Work required: In the material below, find each line holding the string "with" and copy it.

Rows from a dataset
▬▬▬▬▬▬

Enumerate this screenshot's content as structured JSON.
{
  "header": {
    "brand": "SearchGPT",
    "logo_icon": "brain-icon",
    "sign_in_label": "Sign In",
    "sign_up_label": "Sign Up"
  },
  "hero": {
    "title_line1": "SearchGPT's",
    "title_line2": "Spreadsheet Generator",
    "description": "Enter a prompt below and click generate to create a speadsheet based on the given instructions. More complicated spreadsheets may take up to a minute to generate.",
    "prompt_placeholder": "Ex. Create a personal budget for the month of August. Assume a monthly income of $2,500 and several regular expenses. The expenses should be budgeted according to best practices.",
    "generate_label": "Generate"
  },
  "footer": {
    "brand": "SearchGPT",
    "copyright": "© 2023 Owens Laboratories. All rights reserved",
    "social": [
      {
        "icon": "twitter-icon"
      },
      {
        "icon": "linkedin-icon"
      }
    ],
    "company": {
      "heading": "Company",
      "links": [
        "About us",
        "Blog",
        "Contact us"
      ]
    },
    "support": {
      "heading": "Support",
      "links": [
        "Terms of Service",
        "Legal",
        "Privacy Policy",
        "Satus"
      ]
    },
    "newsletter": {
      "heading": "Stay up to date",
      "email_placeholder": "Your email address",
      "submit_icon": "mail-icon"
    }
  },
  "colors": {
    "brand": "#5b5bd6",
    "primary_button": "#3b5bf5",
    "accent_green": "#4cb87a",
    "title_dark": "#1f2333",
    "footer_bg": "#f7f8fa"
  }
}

▬▬▬▬▬▬

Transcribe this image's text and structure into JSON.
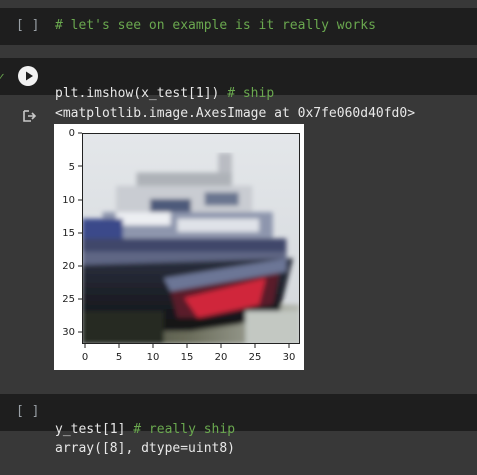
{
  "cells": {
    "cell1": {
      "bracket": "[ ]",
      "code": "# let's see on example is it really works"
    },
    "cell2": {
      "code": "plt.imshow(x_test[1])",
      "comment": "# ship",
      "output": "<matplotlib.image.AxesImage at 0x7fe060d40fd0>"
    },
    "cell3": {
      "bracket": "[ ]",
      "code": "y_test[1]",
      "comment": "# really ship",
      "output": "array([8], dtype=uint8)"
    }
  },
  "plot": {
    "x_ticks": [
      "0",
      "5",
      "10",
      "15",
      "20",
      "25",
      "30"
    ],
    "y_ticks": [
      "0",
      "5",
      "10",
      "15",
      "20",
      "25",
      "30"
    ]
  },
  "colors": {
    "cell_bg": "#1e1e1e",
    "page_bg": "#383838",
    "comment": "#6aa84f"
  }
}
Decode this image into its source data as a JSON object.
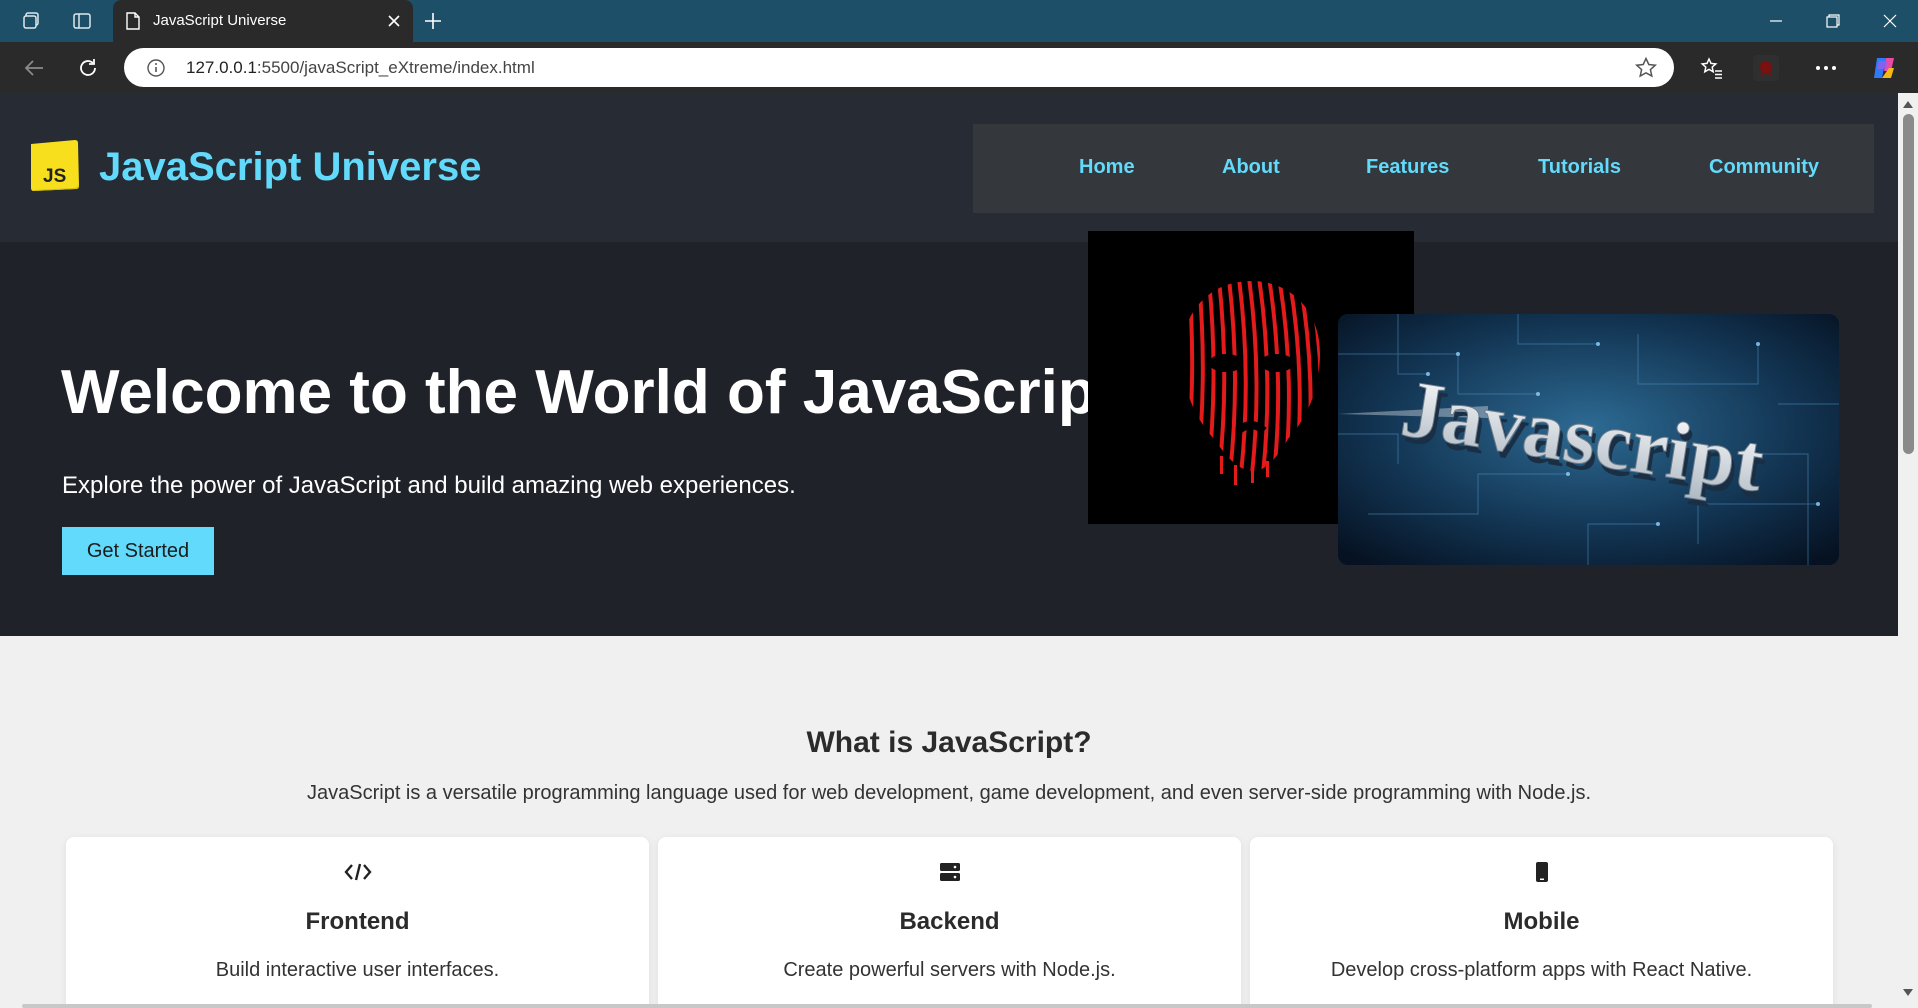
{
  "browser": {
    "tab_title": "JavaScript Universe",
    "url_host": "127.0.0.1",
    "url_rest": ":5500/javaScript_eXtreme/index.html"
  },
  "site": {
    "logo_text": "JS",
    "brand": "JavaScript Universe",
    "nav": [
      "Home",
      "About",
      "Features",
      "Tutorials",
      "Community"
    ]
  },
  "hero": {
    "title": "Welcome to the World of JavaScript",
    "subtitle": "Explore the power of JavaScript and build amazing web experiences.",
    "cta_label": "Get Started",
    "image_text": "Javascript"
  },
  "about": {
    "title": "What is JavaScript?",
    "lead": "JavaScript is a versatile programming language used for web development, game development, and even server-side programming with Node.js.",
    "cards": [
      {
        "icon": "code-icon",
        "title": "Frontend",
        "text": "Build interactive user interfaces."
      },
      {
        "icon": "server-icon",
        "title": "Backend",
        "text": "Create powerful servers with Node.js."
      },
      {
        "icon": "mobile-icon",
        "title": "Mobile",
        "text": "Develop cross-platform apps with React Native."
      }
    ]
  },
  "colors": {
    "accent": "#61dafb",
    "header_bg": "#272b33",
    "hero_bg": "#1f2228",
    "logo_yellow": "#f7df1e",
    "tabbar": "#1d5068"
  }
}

▬▬▬▬▬▬

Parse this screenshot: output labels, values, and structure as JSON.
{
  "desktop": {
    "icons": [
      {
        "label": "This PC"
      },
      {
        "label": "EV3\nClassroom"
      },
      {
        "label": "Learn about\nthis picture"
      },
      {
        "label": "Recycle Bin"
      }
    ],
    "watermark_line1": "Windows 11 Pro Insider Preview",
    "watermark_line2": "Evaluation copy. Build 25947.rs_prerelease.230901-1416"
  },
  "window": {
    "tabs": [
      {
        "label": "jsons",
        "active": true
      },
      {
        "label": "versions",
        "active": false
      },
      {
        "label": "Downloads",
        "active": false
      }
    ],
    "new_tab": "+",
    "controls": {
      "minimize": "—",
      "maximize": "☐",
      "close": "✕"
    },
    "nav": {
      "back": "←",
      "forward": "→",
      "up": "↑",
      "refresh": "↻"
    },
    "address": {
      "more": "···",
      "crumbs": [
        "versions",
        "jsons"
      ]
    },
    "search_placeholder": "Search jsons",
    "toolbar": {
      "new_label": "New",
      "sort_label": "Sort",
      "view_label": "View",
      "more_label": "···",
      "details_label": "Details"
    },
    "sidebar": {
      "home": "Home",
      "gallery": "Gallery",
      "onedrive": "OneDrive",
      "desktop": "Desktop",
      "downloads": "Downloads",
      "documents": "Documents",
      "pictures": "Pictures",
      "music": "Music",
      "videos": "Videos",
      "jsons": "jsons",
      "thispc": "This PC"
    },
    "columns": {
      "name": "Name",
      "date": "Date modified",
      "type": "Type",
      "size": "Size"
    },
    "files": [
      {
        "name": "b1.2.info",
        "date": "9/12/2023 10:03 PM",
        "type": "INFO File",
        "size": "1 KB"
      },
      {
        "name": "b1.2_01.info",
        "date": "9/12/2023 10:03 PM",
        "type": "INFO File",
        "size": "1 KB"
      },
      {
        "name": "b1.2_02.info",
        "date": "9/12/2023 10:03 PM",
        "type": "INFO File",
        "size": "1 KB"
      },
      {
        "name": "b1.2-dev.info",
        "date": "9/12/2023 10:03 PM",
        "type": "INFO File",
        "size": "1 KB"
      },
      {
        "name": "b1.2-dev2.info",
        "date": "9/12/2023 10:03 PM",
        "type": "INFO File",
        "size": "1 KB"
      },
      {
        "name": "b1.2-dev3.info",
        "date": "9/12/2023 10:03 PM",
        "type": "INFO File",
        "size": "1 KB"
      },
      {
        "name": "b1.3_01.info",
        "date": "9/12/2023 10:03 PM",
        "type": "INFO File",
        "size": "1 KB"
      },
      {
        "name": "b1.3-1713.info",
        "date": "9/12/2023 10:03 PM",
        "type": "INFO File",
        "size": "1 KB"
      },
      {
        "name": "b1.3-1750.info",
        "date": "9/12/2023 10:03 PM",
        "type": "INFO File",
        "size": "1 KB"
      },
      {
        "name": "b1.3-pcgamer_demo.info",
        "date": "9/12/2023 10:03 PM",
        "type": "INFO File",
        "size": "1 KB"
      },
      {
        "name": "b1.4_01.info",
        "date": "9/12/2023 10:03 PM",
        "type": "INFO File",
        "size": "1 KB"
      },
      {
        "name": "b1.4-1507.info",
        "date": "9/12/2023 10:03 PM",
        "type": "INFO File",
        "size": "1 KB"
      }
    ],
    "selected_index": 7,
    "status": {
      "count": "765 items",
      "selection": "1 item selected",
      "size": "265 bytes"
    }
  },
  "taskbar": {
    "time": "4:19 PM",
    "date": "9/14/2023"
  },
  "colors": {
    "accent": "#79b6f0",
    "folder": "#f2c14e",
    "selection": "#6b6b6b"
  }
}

▬▬▬▬▬▬

Result below:
    "lead": "JavaScript is a versatile programming language used for web development, game development, and even server-side programming with Node.js.",
        "text": "Create powerful servers with Node.js."
        "text": "Develop cross-platform apps with React Native."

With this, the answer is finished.